* BEGIN *

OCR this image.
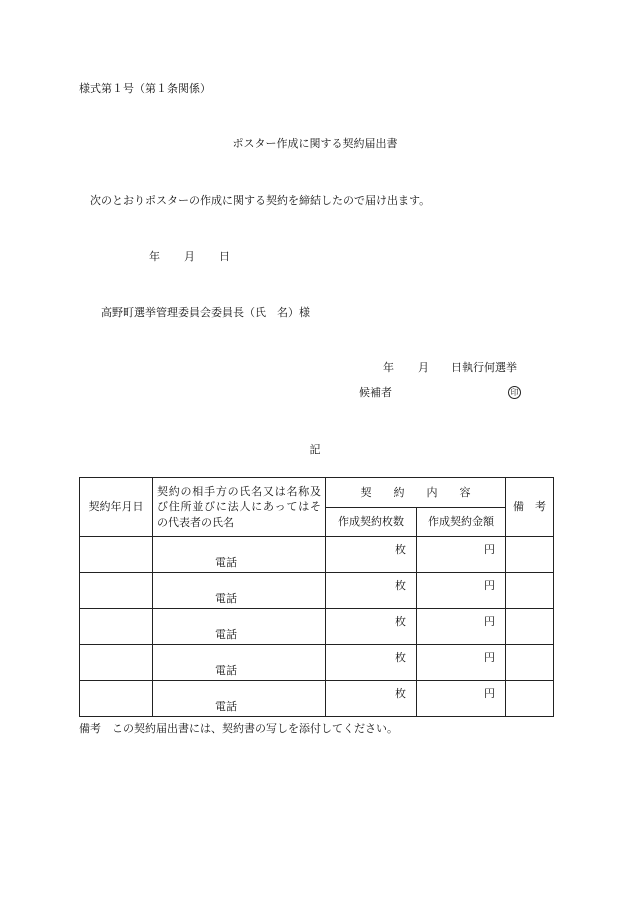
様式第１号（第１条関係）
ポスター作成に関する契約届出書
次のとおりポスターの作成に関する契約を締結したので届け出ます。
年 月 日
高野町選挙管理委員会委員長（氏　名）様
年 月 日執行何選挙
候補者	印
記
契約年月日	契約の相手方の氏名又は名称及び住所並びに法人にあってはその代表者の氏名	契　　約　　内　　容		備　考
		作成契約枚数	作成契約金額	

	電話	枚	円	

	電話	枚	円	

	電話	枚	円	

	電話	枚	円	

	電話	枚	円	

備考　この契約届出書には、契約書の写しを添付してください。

* END *
* BEGIN *

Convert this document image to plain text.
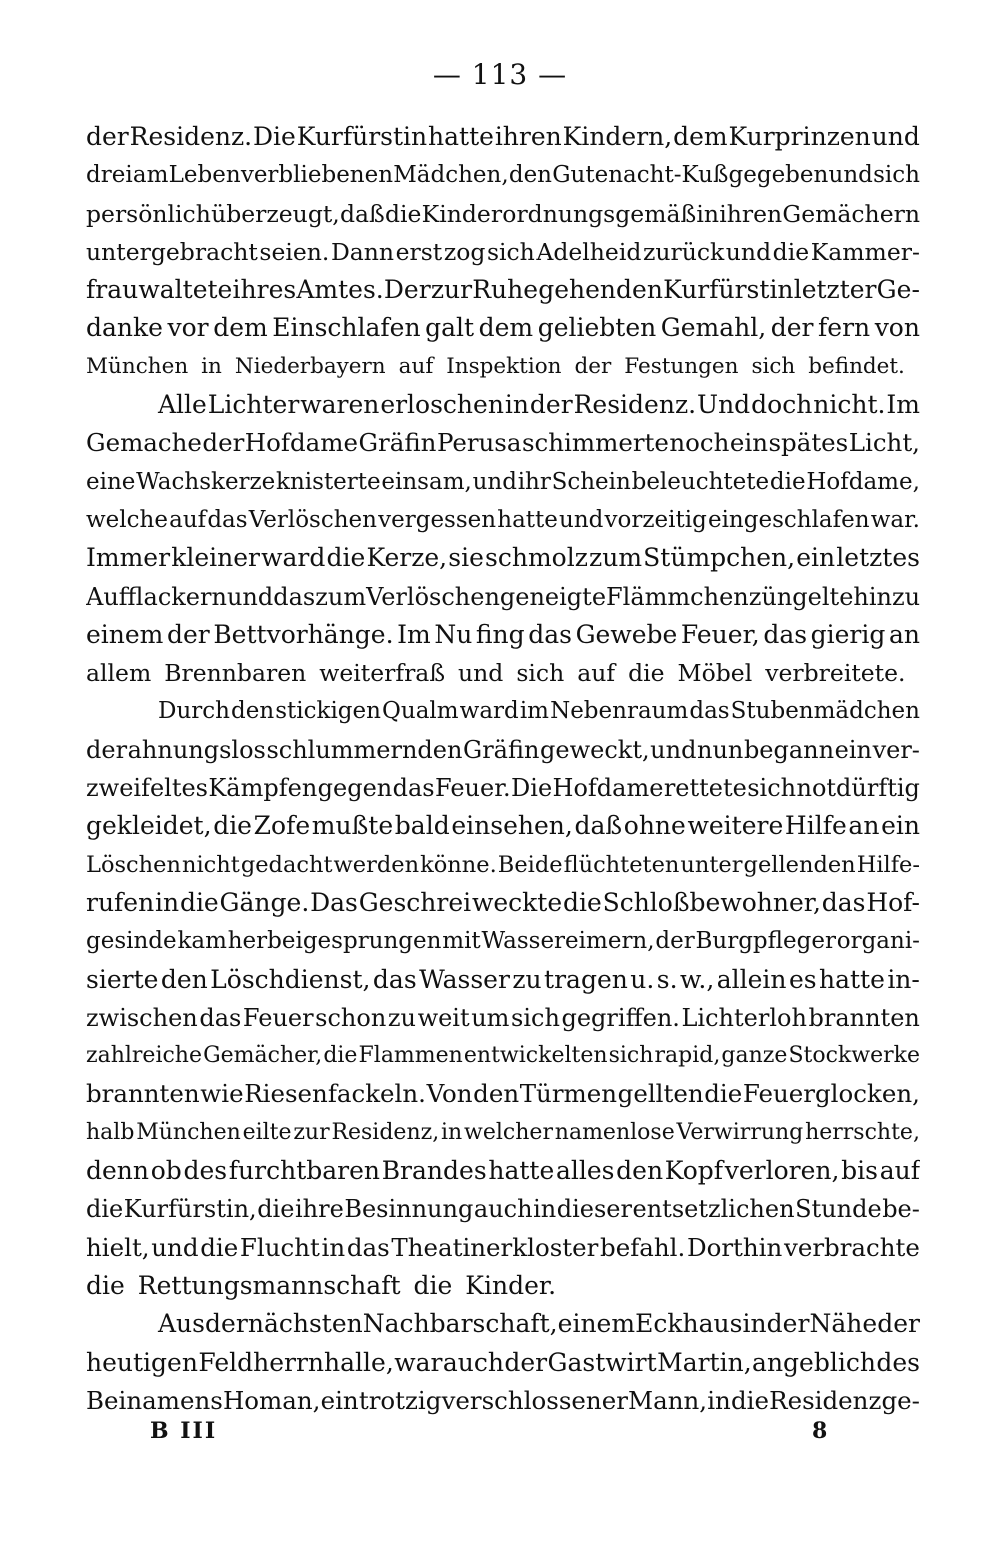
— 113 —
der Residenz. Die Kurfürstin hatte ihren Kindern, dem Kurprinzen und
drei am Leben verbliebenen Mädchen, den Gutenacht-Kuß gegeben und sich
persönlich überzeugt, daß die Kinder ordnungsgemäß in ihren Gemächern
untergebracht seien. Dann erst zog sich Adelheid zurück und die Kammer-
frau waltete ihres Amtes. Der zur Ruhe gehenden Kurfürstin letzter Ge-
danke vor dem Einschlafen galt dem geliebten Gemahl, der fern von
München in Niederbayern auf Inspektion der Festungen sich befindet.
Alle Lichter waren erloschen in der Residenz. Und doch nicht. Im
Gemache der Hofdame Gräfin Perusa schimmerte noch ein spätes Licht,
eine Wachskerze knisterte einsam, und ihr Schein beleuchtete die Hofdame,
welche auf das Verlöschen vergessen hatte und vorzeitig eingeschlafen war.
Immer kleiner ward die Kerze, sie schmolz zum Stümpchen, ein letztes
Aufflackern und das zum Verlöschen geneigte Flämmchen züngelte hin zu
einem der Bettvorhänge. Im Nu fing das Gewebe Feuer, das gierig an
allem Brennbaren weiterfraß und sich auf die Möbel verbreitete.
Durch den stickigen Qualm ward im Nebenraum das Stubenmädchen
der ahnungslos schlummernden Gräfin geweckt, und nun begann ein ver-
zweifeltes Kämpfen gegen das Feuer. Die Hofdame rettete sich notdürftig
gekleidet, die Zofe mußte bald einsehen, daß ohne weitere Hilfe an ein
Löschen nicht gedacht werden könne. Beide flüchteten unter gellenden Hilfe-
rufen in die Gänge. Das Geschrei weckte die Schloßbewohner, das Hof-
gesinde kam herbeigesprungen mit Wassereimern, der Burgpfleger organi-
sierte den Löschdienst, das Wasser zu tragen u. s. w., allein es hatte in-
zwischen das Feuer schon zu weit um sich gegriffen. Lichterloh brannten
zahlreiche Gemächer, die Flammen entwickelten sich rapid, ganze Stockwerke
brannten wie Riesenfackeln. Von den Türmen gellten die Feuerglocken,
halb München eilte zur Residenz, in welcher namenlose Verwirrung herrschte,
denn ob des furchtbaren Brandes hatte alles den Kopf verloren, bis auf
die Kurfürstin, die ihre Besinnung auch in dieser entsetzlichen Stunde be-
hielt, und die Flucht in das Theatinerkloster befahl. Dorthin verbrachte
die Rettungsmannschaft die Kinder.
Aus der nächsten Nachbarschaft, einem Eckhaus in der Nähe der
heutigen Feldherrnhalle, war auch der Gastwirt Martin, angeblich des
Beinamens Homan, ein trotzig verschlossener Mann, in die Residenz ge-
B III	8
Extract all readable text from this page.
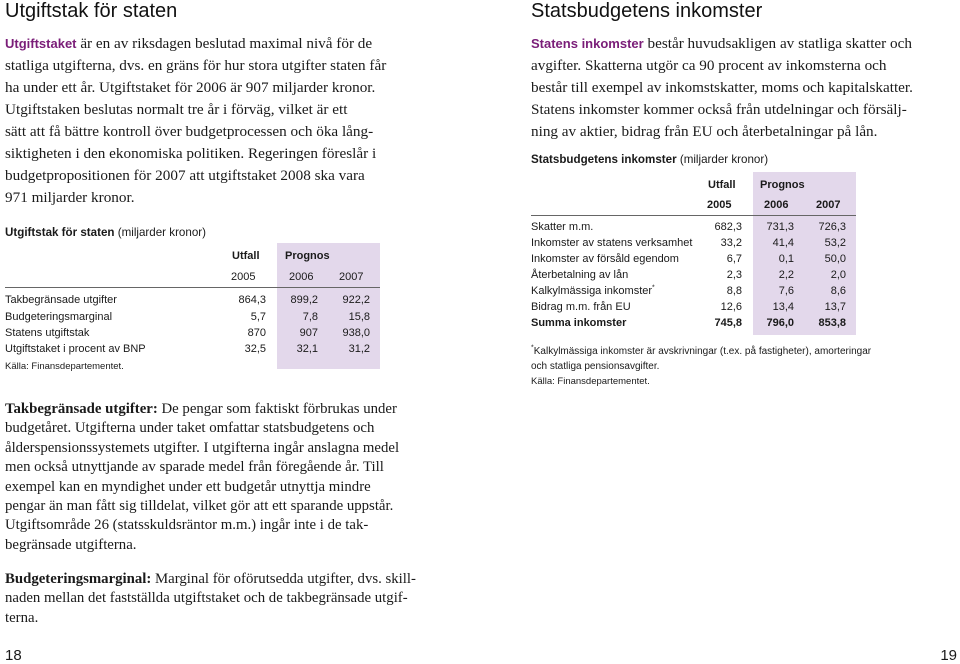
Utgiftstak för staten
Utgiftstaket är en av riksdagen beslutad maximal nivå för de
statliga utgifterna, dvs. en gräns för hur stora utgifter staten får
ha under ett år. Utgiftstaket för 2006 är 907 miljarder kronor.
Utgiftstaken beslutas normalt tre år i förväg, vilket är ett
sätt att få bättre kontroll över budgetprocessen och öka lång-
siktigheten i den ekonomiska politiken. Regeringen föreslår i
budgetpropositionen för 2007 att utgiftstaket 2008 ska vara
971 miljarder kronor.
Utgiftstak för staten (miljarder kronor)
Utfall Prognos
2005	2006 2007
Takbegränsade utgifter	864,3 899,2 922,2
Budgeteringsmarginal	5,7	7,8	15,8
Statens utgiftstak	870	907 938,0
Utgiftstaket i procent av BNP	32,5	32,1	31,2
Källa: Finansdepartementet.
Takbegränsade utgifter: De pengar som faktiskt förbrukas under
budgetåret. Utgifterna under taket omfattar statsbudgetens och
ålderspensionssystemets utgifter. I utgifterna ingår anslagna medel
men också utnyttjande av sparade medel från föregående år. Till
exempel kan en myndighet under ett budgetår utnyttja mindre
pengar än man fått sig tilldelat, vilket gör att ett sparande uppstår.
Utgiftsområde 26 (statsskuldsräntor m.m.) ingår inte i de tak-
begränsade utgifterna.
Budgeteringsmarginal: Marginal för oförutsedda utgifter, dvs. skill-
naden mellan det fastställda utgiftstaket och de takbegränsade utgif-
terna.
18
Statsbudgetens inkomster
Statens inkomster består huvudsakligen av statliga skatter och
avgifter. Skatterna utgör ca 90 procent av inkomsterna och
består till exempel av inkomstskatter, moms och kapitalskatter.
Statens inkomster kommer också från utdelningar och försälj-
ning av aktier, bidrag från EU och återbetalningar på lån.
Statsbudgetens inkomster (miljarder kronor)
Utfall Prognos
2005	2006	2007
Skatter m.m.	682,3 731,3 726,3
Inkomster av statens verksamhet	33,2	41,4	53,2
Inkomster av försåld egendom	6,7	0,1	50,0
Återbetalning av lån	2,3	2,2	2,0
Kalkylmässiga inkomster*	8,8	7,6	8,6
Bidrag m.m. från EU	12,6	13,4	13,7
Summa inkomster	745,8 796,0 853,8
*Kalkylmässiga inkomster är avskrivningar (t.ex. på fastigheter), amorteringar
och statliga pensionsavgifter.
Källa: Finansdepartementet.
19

* END *

**Given instruction:**
Copy every line above in which the string "Residenz" shows up.

**Complete output:**
der Residenz. Die Kurfürstin hatte ihren Kindern, dem Kurprinzen und
Alle Lichter waren erloschen in der Residenz. Und doch nicht. Im
halb München eilte zur Residenz, in welcher namenlose Verwirrung herrschte,
Beinamens Homan, ein trotzig verschlossener Mann, in die Residenz ge-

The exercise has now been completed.